═════ Passage for review
Load configuration about our deployables
load 'vagrant.config'

Configure some vm settings like memory and number of cpus
config.vm.provider :virtualbox do |vb|
    # Use VBoxManage to customize the VM. For example to change memory:
    vb.customize ["modifyvm", :id, "--memory", "5120"]
    vb.customize ["modifyvm", :id, "--cpus", "4"]
end 

Run external provisioning script
config.vm.provision :shell, :path => "../scripts/05-vagrant.sh"

Deployment (calls deployment script landed by puppet for each deployable)
 PROJECTS.each { |artifact_name, artifact_config|
    args = [
      artifact_name,
      artifact_config[:version],
      artifact_config[:im_just_a_jar] ? 'jar' : 'service'
    ]
    config.vm.provision :shell, :path => "../scripts/10-deploy.sh", :args => args
  }

Make sure everything came up
config.vm.provision :shell, :path => "../scripts/99-runtests.sh"

We use a private custom base image
  # The url from where the 'config.vm.box' box will be fetched if it
  # doesn't already exist on the user's system.
   config.vm.box_url = "http://foo.com/images/debian7-base.box"

Forward application ports to host system with 10,000 offset
   # Application ports
  (8000..9999).step(10).each do |port|
    config.vm.network :forwarded_port, :host => 10000 + port, :guest => port
    config.vm.network :forwarded_port, :host => 10001 + port, :guest => 1 + port
  end

3rd party service port forwarding
  # default intellij debugging port
  config.vm.network :forwarded_port, :host => 5005, :guest => 5005

  # mysql port
  config.vm.network :forwarded_port, :host => 3306, :guest => 3306

  # mongodb port
  config.vm.network :forwarded_port, :host => 27017, :guest => 27017

  #rabbitmq 
  config.vm.network :forwarded_port, :host => 5672, :guest => 5672
  config.vm.network :forwarded_port, :host => 15672, :guest => 15672

  #splunk mangagement port
  config.vm.network :forwarded_port, :host => 18089, :guest => 8089

Host/VM synced folder
  # create sync folder for integration test data
  local_sync_folder = "/tmp/foo_integration"
  FileUtils.mkdir_p local_sync_folder
  File.chmod(0775, local_sync_folder)
  config.vm.synced_folder local_sync_folder, "/mnt/filer/foo/foodev"

Deploy locally built artifacts if available
  PROJECTS.each { |service_name, service_config|
    if (service_config.key?(:project_root) && service_config[:use_puppet_config] != true)
        host_config_dir = service_config[:project_root] + "/src/config"
        if (File.directory?(host_config_dir))
          config.vm.synced_folder host_config_dir, "/var/bv/conf/#{service_name}/local"
          config.vm.provision :shell, :inline => "ln -sf /var/bv/conf/#{service_name}/local/dev-local.properties /var/bv/conf/#{service_name}/properties"
══════════
## Task details
Extend the Vagrant configuration above, starting right after its last line.
═════ Input data
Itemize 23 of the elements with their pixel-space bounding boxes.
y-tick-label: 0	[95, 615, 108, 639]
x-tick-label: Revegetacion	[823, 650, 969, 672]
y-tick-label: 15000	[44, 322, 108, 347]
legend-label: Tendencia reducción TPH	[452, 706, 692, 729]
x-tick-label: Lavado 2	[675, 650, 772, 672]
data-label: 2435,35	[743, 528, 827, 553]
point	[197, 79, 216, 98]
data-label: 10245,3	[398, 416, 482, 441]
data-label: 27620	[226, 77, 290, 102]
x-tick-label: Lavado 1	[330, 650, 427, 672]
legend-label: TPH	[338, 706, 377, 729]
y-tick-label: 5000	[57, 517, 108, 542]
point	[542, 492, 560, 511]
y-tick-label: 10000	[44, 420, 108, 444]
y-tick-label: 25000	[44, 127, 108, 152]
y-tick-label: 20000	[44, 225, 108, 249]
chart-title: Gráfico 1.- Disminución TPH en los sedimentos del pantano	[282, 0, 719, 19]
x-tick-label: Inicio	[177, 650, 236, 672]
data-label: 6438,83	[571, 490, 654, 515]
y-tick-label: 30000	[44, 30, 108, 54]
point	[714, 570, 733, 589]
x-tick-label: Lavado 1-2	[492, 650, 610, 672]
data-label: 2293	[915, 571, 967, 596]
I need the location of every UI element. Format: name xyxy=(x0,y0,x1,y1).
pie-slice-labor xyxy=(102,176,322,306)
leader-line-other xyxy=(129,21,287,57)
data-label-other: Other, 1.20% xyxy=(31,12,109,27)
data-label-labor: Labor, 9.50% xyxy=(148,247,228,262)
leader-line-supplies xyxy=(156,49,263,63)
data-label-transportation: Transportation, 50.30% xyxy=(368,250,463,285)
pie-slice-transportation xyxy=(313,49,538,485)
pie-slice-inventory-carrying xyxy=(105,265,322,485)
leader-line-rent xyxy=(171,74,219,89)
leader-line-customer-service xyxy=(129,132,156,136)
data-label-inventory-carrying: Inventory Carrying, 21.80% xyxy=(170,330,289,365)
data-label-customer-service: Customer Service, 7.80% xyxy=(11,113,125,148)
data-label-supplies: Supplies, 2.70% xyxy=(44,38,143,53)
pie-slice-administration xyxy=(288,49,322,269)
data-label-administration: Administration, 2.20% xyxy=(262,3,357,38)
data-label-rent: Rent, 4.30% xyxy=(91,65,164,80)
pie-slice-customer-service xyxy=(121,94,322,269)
══════════
## Solved problem
          config.vm.provision :shell, :inline => "ln -sf /var/bv/conf/#{service_name}/local/dev-migrate.properties /var/bv/conf/#{service_name}/migrate.properties"
        else
          puts "Project root found for #{service_name}, but src/config not detected. Local config directory was not mounted"
        end
    end
    if (service_config.key?(:project_root) && service_config[:use_puppet_deploy] != true)
      guest_folder = "/var/bv/apps/#{service_name}/local"
      local_artifact = localArtifactNameFor(service_name)
      host_lib_dir = service_config[:project_root] + "/build/libs"
      if (File.directory?(host_lib_dir))
        config.vm.synced_folder host_lib_dir, guest_folder
        command_to_run = "ln -sf #{guest_folder}/#{local_artifact} /var/bv/apps/#{service_name}/current.jar"
        if (!service_config[:im_just_a_jar])
           command_to_run += " && /etc/init.d/#{service_name} stop && /etc/init.d/#{service_name} start"
        end
        config.vm.provision :shell, :inline => command_to_run
      else
        puts "Project root found for #{service_name}, but build/libs not detected. Local build directory was not mounted."
      end
    end
  }

end

def localArtifactNameFor(service_name)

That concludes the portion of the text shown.